▶ **PROBLEM STATEMENT**: Copy out all of the data exactly as it appears.

— Begin —

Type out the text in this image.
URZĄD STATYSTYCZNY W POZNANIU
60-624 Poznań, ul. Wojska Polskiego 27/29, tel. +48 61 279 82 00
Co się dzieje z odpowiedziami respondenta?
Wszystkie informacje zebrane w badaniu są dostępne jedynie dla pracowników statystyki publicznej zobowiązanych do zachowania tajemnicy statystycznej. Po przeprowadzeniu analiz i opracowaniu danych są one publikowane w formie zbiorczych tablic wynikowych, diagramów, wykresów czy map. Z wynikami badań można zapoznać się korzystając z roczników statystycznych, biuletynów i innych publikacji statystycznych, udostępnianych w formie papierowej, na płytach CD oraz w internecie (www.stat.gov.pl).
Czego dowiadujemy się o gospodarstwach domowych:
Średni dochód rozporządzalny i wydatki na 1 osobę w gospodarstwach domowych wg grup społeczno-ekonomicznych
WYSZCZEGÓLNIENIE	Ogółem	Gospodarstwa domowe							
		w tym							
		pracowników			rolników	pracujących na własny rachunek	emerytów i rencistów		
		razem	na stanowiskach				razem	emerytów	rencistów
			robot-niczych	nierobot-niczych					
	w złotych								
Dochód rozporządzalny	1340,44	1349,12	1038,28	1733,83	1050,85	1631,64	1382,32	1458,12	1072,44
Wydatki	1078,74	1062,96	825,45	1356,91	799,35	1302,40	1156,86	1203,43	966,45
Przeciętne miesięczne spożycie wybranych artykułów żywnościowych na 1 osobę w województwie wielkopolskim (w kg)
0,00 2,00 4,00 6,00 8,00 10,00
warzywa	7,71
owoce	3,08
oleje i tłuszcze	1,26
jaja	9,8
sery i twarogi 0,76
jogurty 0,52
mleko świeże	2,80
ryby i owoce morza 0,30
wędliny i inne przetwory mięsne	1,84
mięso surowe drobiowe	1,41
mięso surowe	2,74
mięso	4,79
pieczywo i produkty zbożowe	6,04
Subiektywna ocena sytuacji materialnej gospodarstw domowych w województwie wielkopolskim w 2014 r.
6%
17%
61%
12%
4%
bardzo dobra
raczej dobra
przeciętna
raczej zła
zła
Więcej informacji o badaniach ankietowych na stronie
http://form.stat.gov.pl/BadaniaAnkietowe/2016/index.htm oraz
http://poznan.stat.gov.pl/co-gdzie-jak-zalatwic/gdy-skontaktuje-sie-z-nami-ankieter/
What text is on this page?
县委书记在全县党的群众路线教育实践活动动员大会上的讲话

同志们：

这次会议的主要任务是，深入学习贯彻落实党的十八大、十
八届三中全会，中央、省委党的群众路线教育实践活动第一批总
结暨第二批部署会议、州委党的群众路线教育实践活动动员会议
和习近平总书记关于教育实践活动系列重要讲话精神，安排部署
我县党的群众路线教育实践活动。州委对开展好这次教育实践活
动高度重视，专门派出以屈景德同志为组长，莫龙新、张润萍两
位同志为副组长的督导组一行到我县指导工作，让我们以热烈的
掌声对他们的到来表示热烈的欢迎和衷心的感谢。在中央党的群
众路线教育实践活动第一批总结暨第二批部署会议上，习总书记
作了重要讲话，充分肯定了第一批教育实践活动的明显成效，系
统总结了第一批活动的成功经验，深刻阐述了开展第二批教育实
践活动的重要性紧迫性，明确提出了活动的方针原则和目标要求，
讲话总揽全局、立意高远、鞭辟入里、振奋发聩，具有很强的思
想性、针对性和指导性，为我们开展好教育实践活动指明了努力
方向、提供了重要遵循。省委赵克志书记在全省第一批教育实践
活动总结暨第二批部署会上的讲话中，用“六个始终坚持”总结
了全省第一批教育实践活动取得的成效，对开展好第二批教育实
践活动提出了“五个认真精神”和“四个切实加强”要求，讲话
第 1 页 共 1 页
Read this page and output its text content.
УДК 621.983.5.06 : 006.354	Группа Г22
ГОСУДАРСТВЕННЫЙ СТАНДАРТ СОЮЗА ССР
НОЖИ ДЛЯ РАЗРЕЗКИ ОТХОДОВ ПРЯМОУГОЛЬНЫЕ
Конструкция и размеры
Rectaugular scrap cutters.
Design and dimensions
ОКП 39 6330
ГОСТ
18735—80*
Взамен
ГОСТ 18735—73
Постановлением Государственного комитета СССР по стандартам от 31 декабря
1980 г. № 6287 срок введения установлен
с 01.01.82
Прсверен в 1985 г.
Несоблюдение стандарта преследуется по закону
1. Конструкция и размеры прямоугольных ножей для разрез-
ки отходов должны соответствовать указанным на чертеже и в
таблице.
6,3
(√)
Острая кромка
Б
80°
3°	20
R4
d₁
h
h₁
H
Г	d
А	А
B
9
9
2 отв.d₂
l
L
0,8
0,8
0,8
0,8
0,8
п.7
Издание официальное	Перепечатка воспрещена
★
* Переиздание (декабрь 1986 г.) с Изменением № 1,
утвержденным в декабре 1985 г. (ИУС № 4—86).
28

— End —

▶ **RESPONSE TO THIS EXERCISE**:
Type out the text in this image.
URZĄD STATYSTYCZNY W POZNANIU
60-624 Poznań, ul. Wojska Polskiego 27/29, tel. +48 61 279 82 00
Co się dzieje z odpowiedziami respondenta?
Wszystkie informacje zebrane w badaniu są dostępne jedynie dla pracowników statystyki publicznej zobowiązanych do zachowania tajemnicy statystycznej. Po przeprowadzeniu analiz i opracowaniu danych są one publikowane w formie zbiorczych tablic wynikowych, diagramów, wykresów czy map. Z wynikami badań można zapoznać się korzystając z roczników statystycznych, biuletynów i innych publikacji statystycznych, udostępnianych w formie papierowej, na płytach CD oraz w internecie (www.stat.gov.pl).
Czego dowiadujemy się o gospodarstwach domowych:
Średni dochód rozporządzalny i wydatki na 1 osobę w gospodarstwach domowych wg grup społeczno-ekonomicznych
WYSZCZEGÓLNIENIE	Ogółem	Gospodarstwa domowe							
		w tym							
		pracowników			rolników	pracujących na własny rachunek	emerytów i rencistów		
		razem	na stanowiskach				razem	emerytów	rencistów
			robot-niczych	nierobot-niczych					
	w złotych								
Dochód rozporządzalny	1340,44	1349,12	1038,28	1733,83	1050,85	1631,64	1382,32	1458,12	1072,44
Wydatki	1078,74	1062,96	825,45	1356,91	799,35	1302,40	1156,86	1203,43	966,45
Przeciętne miesięczne spożycie wybranych artykułów żywnościowych na 1 osobę w województwie wielkopolskim (w kg)
0,00 2,00 4,00 6,00 8,00 10,00
warzywa	7,71
owoce	3,08
oleje i tłuszcze	1,26
jaja	9,8
sery i twarogi 0,76
jogurty 0,52
mleko świeże	2,80
ryby i owoce morza 0,30
wędliny i inne przetwory mięsne	1,84
mięso surowe drobiowe	1,41
mięso surowe	2,74
mięso	4,79
pieczywo i produkty zbożowe	6,04
Subiektywna ocena sytuacji materialnej gospodarstw domowych w województwie wielkopolskim w 2014 r.
6%
17%
61%
12%
4%
bardzo dobra
raczej dobra
przeciętna
raczej zła
zła
Więcej informacji o badaniach ankietowych na stronie
http://form.stat.gov.pl/BadaniaAnkietowe/2016/index.htm oraz
http://poznan.stat.gov.pl/co-gdzie-jak-zalatwic/gdy-skontaktuje-sie-z-nami-ankieter/
What text is on this page?
县委书记在全县党的群众路线教育实践活动动员大会上的讲话

同志们：

这次会议的主要任务是，深入学习贯彻落实党的十八大、十
八届三中全会，中央、省委党的群众路线教育实践活动第一批总
结暨第二批部署会议、州委党的群众路线教育实践活动动员会议
和习近平总书记关于教育实践活动系列重要讲话精神，安排部署
我县党的群众路线教育实践活动。州委对开展好这次教育实践活
动高度重视，专门派出以屈景德同志为组长，莫龙新、张润萍两
位同志为副组长的督导组一行到我县指导工作，让我们以热烈的
掌声对他们的到来表示热烈的欢迎和衷心的感谢。在中央党的群
众路线教育实践活动第一批总结暨第二批部署会议上，习总书记
作了重要讲话，充分肯定了第一批教育实践活动的明显成效，系
统总结了第一批活动的成功经验，深刻阐述了开展第二批教育实
践活动的重要性紧迫性，明确提出了活动的方针原则和目标要求，
讲话总揽全局、立意高远、鞭辟入里、振奋发聩，具有很强的思
想性、针对性和指导性，为我们开展好教育实践活动指明了努力
方向、提供了重要遵循。省委赵克志书记在全省第一批教育实践
活动总结暨第二批部署会上的讲话中，用“六个始终坚持”总结
了全省第一批教育实践活动取得的成效，对开展好第二批教育实
践活动提出了“五个认真精神”和“四个切实加强”要求，讲话
第 1 页 共 1 页
Read this page and output its text content.
УДК 621.983.5.06 : 006.354	Группа Г22
ГОСУДАРСТВЕННЫЙ СТАНДАРТ СОЮЗА ССР
НОЖИ ДЛЯ РАЗРЕЗКИ ОТХОДОВ ПРЯМОУГОЛЬНЫЕ
Конструкция и размеры
Rectaugular scrap cutters.
Design and dimensions
ОКП 39 6330
ГОСТ
18735—80*
Взамен
ГОСТ 18735—73
Постановлением Государственного комитета СССР по стандартам от 31 декабря
1980 г. № 6287 срок введения установлен
с 01.01.82
Прсверен в 1985 г.
Несоблюдение стандарта преследуется по закону
1. Конструкция и размеры прямоугольных ножей для разрез-
ки отходов должны соответствовать указанным на чертеже и в
таблице.
6,3
(√)
Острая кромка
Б
80°
3°	20
R4
d₁
h
h₁
H
Г	d
А	А
B
9
9
2 отв.d₂
l
L
0,8
0,8
0,8
0,8
0,8
п.7
Издание официальное	Перепечатка воспрещена
★
* Переиздание (декабрь 1986 г.) с Изменением № 1,
утвержденным в декабре 1985 г. (ИУС № 4—86).
28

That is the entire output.